## Problem details
Go through the listing and set it down exactly, leaving out its pictures.

-- Start of Stored data --

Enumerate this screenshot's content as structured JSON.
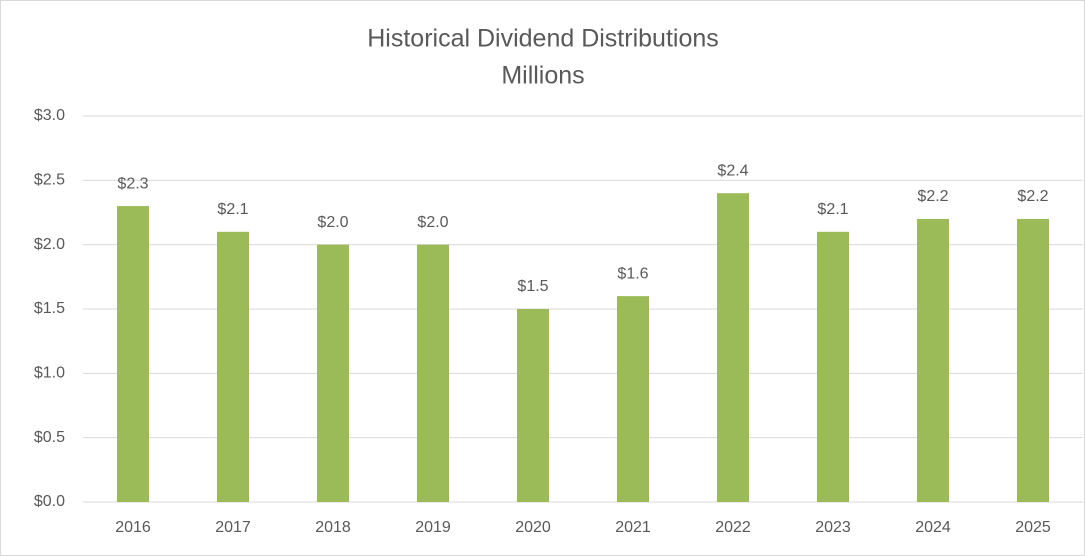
{
  "chart_data": {
    "type": "bar",
    "title": "Historical Dividend Distributions",
    "subtitle": "Millions",
    "categories": [
      "2016",
      "2017",
      "2018",
      "2019",
      "2020",
      "2021",
      "2022",
      "2023",
      "2024",
      "2025"
    ],
    "values": [
      2.3,
      2.1,
      2.0,
      2.0,
      1.5,
      1.6,
      2.4,
      2.1,
      2.2,
      2.2
    ],
    "value_labels": [
      "$2.3",
      "$2.1",
      "$2.0",
      "$2.0",
      "$1.5",
      "$1.6",
      "$2.4",
      "$2.1",
      "$2.2",
      "$2.2"
    ],
    "color": "#9bbb59",
    "ylim": [
      0,
      3
    ],
    "yticks": [
      {
        "value": 0,
        "label": "$0.0"
      },
      {
        "value": 0.5,
        "label": "$0.5"
      },
      {
        "value": 1,
        "label": "$1.0"
      },
      {
        "value": 1.5,
        "label": "$1.5"
      },
      {
        "value": 2,
        "label": "$2.0"
      },
      {
        "value": 2.5,
        "label": "$2.5"
      },
      {
        "value": 3,
        "label": "$3.0"
      }
    ],
    "grid": true
  }
}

-- End of Stored data --

## Result of the exercise
Enumerate this screenshot's content as structured JSON.
{
  "chart_data": {
    "type": "bar",
    "title": "Historical Dividend Distributions",
    "subtitle": "Millions",
    "categories": [
      "2016",
      "2017",
      "2018",
      "2019",
      "2020",
      "2021",
      "2022",
      "2023",
      "2024",
      "2025"
    ],
    "values": [
      2.3,
      2.1,
      2.0,
      2.0,
      1.5,
      1.6,
      2.4,
      2.1,
      2.2,
      2.2
    ],
    "value_labels": [
      "$2.3",
      "$2.1",
      "$2.0",
      "$2.0",
      "$1.5",
      "$1.6",
      "$2.4",
      "$2.1",
      "$2.2",
      "$2.2"
    ],
    "color": "#9bbb59",
    "ylim": [
      0,
      3
    ],
    "yticks": [
      {
        "value": 0,
        "label": "$0.0"
      },
      {
        "value": 0.5,
        "label": "$0.5"
      },
      {
        "value": 1,
        "label": "$1.0"
      },
      {
        "value": 1.5,
        "label": "$1.5"
      },
      {
        "value": 2,
        "label": "$2.0"
      },
      {
        "value": 2.5,
        "label": "$2.5"
      },
      {
        "value": 3,
        "label": "$3.0"
      }
    ],
    "grid": true
  }
}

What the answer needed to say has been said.